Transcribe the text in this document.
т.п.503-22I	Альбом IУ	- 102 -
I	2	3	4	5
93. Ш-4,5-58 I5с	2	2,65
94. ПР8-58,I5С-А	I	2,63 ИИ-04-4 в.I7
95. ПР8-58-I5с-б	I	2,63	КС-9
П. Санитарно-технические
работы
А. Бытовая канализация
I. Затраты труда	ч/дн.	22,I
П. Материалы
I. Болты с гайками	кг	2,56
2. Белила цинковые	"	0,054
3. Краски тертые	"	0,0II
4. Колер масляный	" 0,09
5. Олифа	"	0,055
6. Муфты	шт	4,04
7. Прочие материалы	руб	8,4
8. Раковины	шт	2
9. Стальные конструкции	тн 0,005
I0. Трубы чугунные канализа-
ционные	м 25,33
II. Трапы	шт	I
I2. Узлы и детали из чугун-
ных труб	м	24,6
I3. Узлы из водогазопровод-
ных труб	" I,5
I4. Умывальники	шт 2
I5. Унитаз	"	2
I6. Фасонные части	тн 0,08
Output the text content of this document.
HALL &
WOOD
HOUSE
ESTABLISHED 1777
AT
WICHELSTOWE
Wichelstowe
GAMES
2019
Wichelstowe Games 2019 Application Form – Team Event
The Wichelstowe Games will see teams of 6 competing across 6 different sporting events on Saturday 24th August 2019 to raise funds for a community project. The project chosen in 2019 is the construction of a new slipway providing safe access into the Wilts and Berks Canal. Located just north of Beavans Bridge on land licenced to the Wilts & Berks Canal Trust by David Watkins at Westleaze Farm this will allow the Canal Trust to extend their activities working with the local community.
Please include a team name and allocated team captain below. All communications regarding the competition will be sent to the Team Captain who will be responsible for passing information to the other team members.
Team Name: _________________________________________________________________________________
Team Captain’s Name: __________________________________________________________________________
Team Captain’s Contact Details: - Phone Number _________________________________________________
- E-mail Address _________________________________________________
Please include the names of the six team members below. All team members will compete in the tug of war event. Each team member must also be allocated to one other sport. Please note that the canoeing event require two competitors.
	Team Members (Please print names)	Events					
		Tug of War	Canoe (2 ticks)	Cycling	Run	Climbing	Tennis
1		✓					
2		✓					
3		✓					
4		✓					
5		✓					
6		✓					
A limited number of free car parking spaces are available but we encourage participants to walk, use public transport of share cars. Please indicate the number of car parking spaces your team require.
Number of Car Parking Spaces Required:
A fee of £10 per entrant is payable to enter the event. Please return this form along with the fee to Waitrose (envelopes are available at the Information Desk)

·····

**Task goal**
Find the word "text" in the entries above and gather every line that holds it.

**Answer for this exercise**
Transcribe the text in this document.
Output the text content of this document.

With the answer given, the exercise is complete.